ACTIVITY:
Without the pictures, output all of the data exactly.
= = =
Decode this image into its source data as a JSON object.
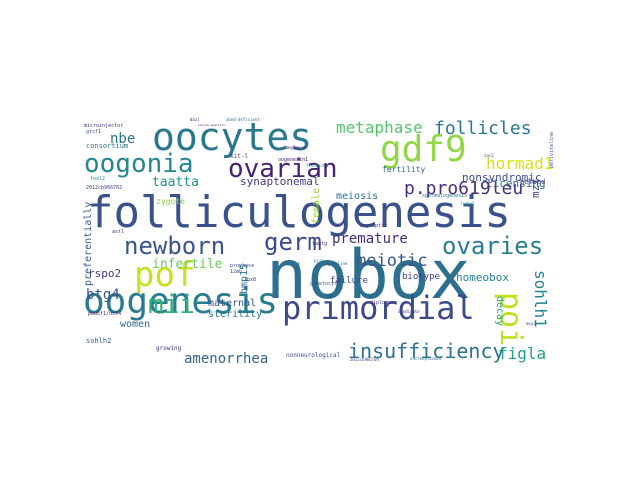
{
  "words": [
    {
      "text": "nobox",
      "color": "#2c6f8e"
    },
    {
      "text": "folliculogenesis",
      "color": "#3b518b"
    },
    {
      "text": "oocytes",
      "color": "#2a788e"
    },
    {
      "text": "gdf9",
      "color": "#8fd744"
    },
    {
      "text": "oogenesis",
      "color": "#287c8e"
    },
    {
      "text": "primordial",
      "color": "#3e4989"
    },
    {
      "text": "pof",
      "color": "#c8e020"
    },
    {
      "text": "poi",
      "color": "#c2df23"
    },
    {
      "text": "oogonia",
      "color": "#24868e"
    },
    {
      "text": "ovarian",
      "color": "#482173"
    },
    {
      "text": "newborn",
      "color": "#3a538b"
    },
    {
      "text": "germ",
      "color": "#3e4a89"
    },
    {
      "text": "ovaries",
      "color": "#287d8e"
    },
    {
      "text": "mii",
      "color": "#30b07a"
    },
    {
      "text": "insufficiency",
      "color": "#2c728e"
    },
    {
      "text": "metaphase",
      "color": "#52c569"
    },
    {
      "text": "follicles",
      "color": "#2a778e"
    },
    {
      "text": "hormad1",
      "color": "#d8e219"
    },
    {
      "text": "meiotic",
      "color": "#39568c"
    },
    {
      "text": "premature",
      "color": "#472d7b"
    },
    {
      "text": "p.pro619leu",
      "color": "#472f7d"
    },
    {
      "text": "sohlh1",
      "color": "#25848e"
    },
    {
      "text": "figla",
      "color": "#1fa088"
    },
    {
      "text": "amenorrhea",
      "color": "#33638d"
    },
    {
      "text": "btg4",
      "color": "#3b528b"
    },
    {
      "text": "nbe",
      "color": "#2c718e"
    },
    {
      "text": "taatta",
      "color": "#20928c"
    },
    {
      "text": "synaptonemal",
      "color": "#443983"
    },
    {
      "text": "infertile",
      "color": "#6ccd5a"
    },
    {
      "text": "licensing",
      "color": "#30678d"
    },
    {
      "text": "nonsyndromic",
      "color": "#3d4d8a"
    },
    {
      "text": "homeobox",
      "color": "#27808e"
    },
    {
      "text": "meiosis",
      "color": "#2c728e"
    },
    {
      "text": "maternal",
      "color": "#3a548c"
    },
    {
      "text": "sterility",
      "color": "#297b8e"
    },
    {
      "text": "women",
      "color": "#31688e"
    },
    {
      "text": "preferentially",
      "color": "#38598c"
    },
    {
      "text": "bmp15",
      "color": "#2c718e"
    },
    {
      "text": "rspo2",
      "color": "#424086"
    },
    {
      "text": "decay",
      "color": "#20a386"
    },
    {
      "text": "biotype",
      "color": "#433e85"
    },
    {
      "text": "failure",
      "color": "#3f4788"
    },
    {
      "text": "female",
      "color": "#9bd93c"
    },
    {
      "text": "mzt",
      "color": "#404588"
    },
    {
      "text": "zygote",
      "color": "#86d549"
    },
    {
      "text": "fertility",
      "color": "#33638d"
    },
    {
      "text": "consortium",
      "color": "#2d718e"
    },
    {
      "text": "sohlh2",
      "color": "#355f8d"
    },
    {
      "text": "helped",
      "color": "#3f4889"
    },
    {
      "text": "growing",
      "color": "#46307e"
    },
    {
      "text": "nonneurological",
      "color": "#3e4a89"
    },
    {
      "text": "kit-l",
      "color": "#453581"
    },
    {
      "text": "oogenesin1",
      "color": "#481f70"
    },
    {
      "text": "gtsf1",
      "color": "#3b528b"
    },
    {
      "text": "foxl2",
      "color": "#26828e"
    },
    {
      "text": "2012cb966702",
      "color": "#46337e"
    },
    {
      "text": "astl",
      "color": "#472a7a"
    },
    {
      "text": "pou5f1/oct4",
      "color": "#471365"
    },
    {
      "text": "spermatogenesis",
      "color": "#2e6f8e"
    },
    {
      "text": "asynaptic",
      "color": "#46307e"
    },
    {
      "text": "diplonema",
      "color": "#46307e"
    },
    {
      "text": "prophase",
      "color": "#3b518b"
    },
    {
      "text": "feedback",
      "color": "#1f948c"
    },
    {
      "text": "gametocyte",
      "color": "#3b528b"
    },
    {
      "text": "candidate",
      "color": "#472d7b"
    },
    {
      "text": "microinjector",
      "color": "#482878"
    },
    {
      "text": "2012cb966704",
      "color": "#3e4c8a"
    },
    {
      "text": "lhx8",
      "color": "#433d84"
    },
    {
      "text": "tagtg",
      "color": "#472f7d"
    },
    {
      "text": "dazl",
      "color": "#482475"
    },
    {
      "text": "zar2",
      "color": "#424186"
    },
    {
      "text": "msy2",
      "color": "#414487"
    },
    {
      "text": "periviteline",
      "color": "#3a548c"
    },
    {
      "text": "oocyte-specific",
      "color": "#450559"
    },
    {
      "text": "abed-deficient",
      "color": "#2d708e"
    },
    {
      "text": "nucleoplasmin",
      "color": "#2f6c8e"
    },
    {
      "text": "fetub",
      "color": "#31688e"
    },
    {
      "text": "germline",
      "color": "#31688e"
    },
    {
      "text": "figla2",
      "color": "#22a884"
    },
    {
      "text": "klf4",
      "color": "#2b758e"
    },
    {
      "text": "amylopod",
      "color": "#481a6c"
    },
    {
      "text": "12mb",
      "color": "#39568c"
    }
  ]
}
= = =
SOLVED EXERCISE:
Decode this image into its source data as a JSON object.
{
  "words": [
    {
      "text": "nobox",
      "color": "#2c6f8e"
    },
    {
      "text": "folliculogenesis",
      "color": "#3b518b"
    },
    {
      "text": "oocytes",
      "color": "#2a788e"
    },
    {
      "text": "gdf9",
      "color": "#8fd744"
    },
    {
      "text": "oogenesis",
      "color": "#287c8e"
    },
    {
      "text": "primordial",
      "color": "#3e4989"
    },
    {
      "text": "pof",
      "color": "#c8e020"
    },
    {
      "text": "poi",
      "color": "#c2df23"
    },
    {
      "text": "oogonia",
      "color": "#24868e"
    },
    {
      "text": "ovarian",
      "color": "#482173"
    },
    {
      "text": "newborn",
      "color": "#3a538b"
    },
    {
      "text": "germ",
      "color": "#3e4a89"
    },
    {
      "text": "ovaries",
      "color": "#287d8e"
    },
    {
      "text": "mii",
      "color": "#30b07a"
    },
    {
      "text": "insufficiency",
      "color": "#2c728e"
    },
    {
      "text": "metaphase",
      "color": "#52c569"
    },
    {
      "text": "follicles",
      "color": "#2a778e"
    },
    {
      "text": "hormad1",
      "color": "#d8e219"
    },
    {
      "text": "meiotic",
      "color": "#39568c"
    },
    {
      "text": "premature",
      "color": "#472d7b"
    },
    {
      "text": "p.pro619leu",
      "color": "#472f7d"
    },
    {
      "text": "sohlh1",
      "color": "#25848e"
    },
    {
      "text": "figla",
      "color": "#1fa088"
    },
    {
      "text": "amenorrhea",
      "color": "#33638d"
    },
    {
      "text": "btg4",
      "color": "#3b528b"
    },
    {
      "text": "nbe",
      "color": "#2c718e"
    },
    {
      "text": "taatta",
      "color": "#20928c"
    },
    {
      "text": "synaptonemal",
      "color": "#443983"
    },
    {
      "text": "infertile",
      "color": "#6ccd5a"
    },
    {
      "text": "licensing",
      "color": "#30678d"
    },
    {
      "text": "nonsyndromic",
      "color": "#3d4d8a"
    },
    {
      "text": "homeobox",
      "color": "#27808e"
    },
    {
      "text": "meiosis",
      "color": "#2c728e"
    },
    {
      "text": "maternal",
      "color": "#3a548c"
    },
    {
      "text": "sterility",
      "color": "#297b8e"
    },
    {
      "text": "women",
      "color": "#31688e"
    },
    {
      "text": "preferentially",
      "color": "#38598c"
    },
    {
      "text": "bmp15",
      "color": "#2c718e"
    },
    {
      "text": "rspo2",
      "color": "#424086"
    },
    {
      "text": "decay",
      "color": "#20a386"
    },
    {
      "text": "biotype",
      "color": "#433e85"
    },
    {
      "text": "failure",
      "color": "#3f4788"
    },
    {
      "text": "female",
      "color": "#9bd93c"
    },
    {
      "text": "mzt",
      "color": "#404588"
    },
    {
      "text": "zygote",
      "color": "#86d549"
    },
    {
      "text": "fertility",
      "color": "#33638d"
    },
    {
      "text": "consortium",
      "color": "#2d718e"
    },
    {
      "text": "sohlh2",
      "color": "#355f8d"
    },
    {
      "text": "helped",
      "color": "#3f4889"
    },
    {
      "text": "growing",
      "color": "#46307e"
    },
    {
      "text": "nonneurological",
      "color": "#3e4a89"
    },
    {
      "text": "kit-l",
      "color": "#453581"
    },
    {
      "text": "oogenesin1",
      "color": "#481f70"
    },
    {
      "text": "gtsf1",
      "color": "#3b528b"
    },
    {
      "text": "foxl2",
      "color": "#26828e"
    },
    {
      "text": "2012cb966702",
      "color": "#46337e"
    },
    {
      "text": "astl",
      "color": "#472a7a"
    },
    {
      "text": "pou5f1/oct4",
      "color": "#471365"
    },
    {
      "text": "spermatogenesis",
      "color": "#2e6f8e"
    },
    {
      "text": "asynaptic",
      "color": "#46307e"
    },
    {
      "text": "diplonema",
      "color": "#46307e"
    },
    {
      "text": "prophase",
      "color": "#3b518b"
    },
    {
      "text": "feedback",
      "color": "#1f948c"
    },
    {
      "text": "gametocyte",
      "color": "#3b528b"
    },
    {
      "text": "candidate",
      "color": "#472d7b"
    },
    {
      "text": "microinjector",
      "color": "#482878"
    },
    {
      "text": "2012cb966704",
      "color": "#3e4c8a"
    },
    {
      "text": "lhx8",
      "color": "#433d84"
    },
    {
      "text": "tagtg",
      "color": "#472f7d"
    },
    {
      "text": "dazl",
      "color": "#482475"
    },
    {
      "text": "zar2",
      "color": "#424186"
    },
    {
      "text": "msy2",
      "color": "#414487"
    },
    {
      "text": "periviteline",
      "color": "#3a548c"
    },
    {
      "text": "oocyte-specific",
      "color": "#450559"
    },
    {
      "text": "abed-deficient",
      "color": "#2d708e"
    },
    {
      "text": "nucleoplasmin",
      "color": "#2f6c8e"
    },
    {
      "text": "fetub",
      "color": "#31688e"
    },
    {
      "text": "germline",
      "color": "#31688e"
    },
    {
      "text": "figla2",
      "color": "#22a884"
    },
    {
      "text": "klf4",
      "color": "#2b758e"
    },
    {
      "text": "amylopod",
      "color": "#481a6c"
    },
    {
      "text": "12mb",
      "color": "#39568c"
    }
  ]
}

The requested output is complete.